■ EXERCISE DESCRIPTION:
From the listing that follows, output everything exactly except the pictures.

■ AVAILABLE RECORDS:
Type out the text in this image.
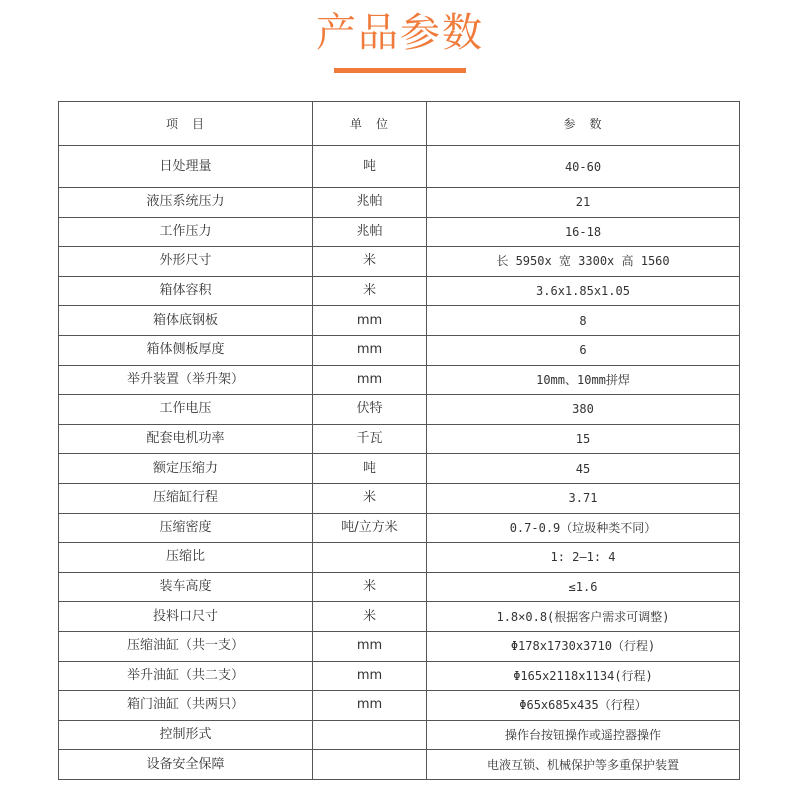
产品参数
项　目	单　位	参　数
日处理量	吨	40-60
液压系统压力	兆帕	21
工作压力	兆帕	16-18
外形尺寸	米	长 5950x 宽 3300x 高 1560
箱体容积	米	3.6x1.85x1.05
箱体底钢板	mm	8
箱体侧板厚度	mm	6
举升装置（举升架）	mm	10mm、10mm拼焊
工作电压	伏特	380
配套电机功率	千瓦	15
额定压缩力	吨	45
压缩缸行程	米	3.71
压缩密度	吨/立方米	0.7-0.9（垃圾种类不同）
压缩比		1: 2—1: 4
装车高度	米	≤1.6
投料口尺寸	米	1.8×0.8(根据客户需求可调整)
压缩油缸（共一支）	mm	Φ178x1730x3710（行程)
举升油缸（共二支）	mm	Φ165x2118x1134(行程)
箱门油缸（共两只）	mm	Φ65x685x435（行程）
控制形式		操作台按钮操作或遥控器操作
设备安全保障		电液互锁、机械保护等多重保护装置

■ SOLUTION TO THE EXERCISE:
Type out the text in this image.
产品参数
项　目	单　位	参　数
日处理量	吨	40-60
液压系统压力	兆帕	21
工作压力	兆帕	16-18
外形尺寸	米	长 5950x 宽 3300x 高 1560
箱体容积	米	3.6x1.85x1.05
箱体底钢板	mm	8
箱体侧板厚度	mm	6
举升装置（举升架）	mm	10mm、10mm拼焊
工作电压	伏特	380
配套电机功率	千瓦	15
额定压缩力	吨	45
压缩缸行程	米	3.71
压缩密度	吨/立方米	0.7-0.9（垃圾种类不同）
压缩比		1: 2—1: 4
装车高度	米	≤1.6
投料口尺寸	米	1.8×0.8(根据客户需求可调整)
压缩油缸（共一支）	mm	Φ178x1730x3710（行程)
举升油缸（共二支）	mm	Φ165x2118x1134(行程)
箱门油缸（共两只）	mm	Φ65x685x435（行程）
控制形式		操作台按钮操作或遥控器操作
设备安全保障		电液互锁、机械保护等多重保护装置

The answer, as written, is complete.